**Directions:**
Determine how many lines of the records include "JSON", and answer with the number alone.

**Dataset rows:**

-- start --

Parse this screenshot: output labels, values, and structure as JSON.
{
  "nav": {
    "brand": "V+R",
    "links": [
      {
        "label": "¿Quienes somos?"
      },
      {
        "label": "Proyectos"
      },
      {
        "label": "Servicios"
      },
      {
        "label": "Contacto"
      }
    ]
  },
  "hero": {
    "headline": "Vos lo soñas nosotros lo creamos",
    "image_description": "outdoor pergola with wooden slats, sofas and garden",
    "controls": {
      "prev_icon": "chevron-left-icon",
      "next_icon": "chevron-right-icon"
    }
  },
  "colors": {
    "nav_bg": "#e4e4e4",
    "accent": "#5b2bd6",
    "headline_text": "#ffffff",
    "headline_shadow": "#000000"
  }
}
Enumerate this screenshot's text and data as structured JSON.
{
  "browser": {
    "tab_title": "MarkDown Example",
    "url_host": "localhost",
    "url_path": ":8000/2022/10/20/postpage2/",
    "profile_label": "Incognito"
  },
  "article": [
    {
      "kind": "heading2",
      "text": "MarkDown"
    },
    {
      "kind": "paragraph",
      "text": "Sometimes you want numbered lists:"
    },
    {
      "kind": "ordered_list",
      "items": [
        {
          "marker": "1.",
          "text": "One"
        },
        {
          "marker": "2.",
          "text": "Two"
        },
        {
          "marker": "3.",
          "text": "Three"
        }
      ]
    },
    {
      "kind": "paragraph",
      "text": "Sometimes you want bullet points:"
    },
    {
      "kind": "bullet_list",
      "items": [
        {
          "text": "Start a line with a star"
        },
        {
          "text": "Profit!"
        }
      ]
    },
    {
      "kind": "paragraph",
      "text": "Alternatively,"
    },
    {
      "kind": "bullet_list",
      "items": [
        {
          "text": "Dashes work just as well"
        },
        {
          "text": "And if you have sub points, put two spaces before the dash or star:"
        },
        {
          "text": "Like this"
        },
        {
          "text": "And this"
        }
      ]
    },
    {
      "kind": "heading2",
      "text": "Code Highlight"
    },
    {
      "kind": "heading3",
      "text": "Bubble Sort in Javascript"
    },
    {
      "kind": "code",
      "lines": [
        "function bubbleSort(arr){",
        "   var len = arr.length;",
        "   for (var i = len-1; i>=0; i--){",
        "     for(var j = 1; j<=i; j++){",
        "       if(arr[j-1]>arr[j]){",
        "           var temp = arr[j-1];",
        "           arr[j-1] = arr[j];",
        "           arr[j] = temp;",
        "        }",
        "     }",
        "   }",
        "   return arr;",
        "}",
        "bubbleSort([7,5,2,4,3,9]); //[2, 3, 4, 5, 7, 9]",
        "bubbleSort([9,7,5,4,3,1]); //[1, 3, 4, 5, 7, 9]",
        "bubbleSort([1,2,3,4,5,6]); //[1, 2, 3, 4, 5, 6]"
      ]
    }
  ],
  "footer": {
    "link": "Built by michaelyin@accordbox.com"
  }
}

-- end --

**Finished task:**
2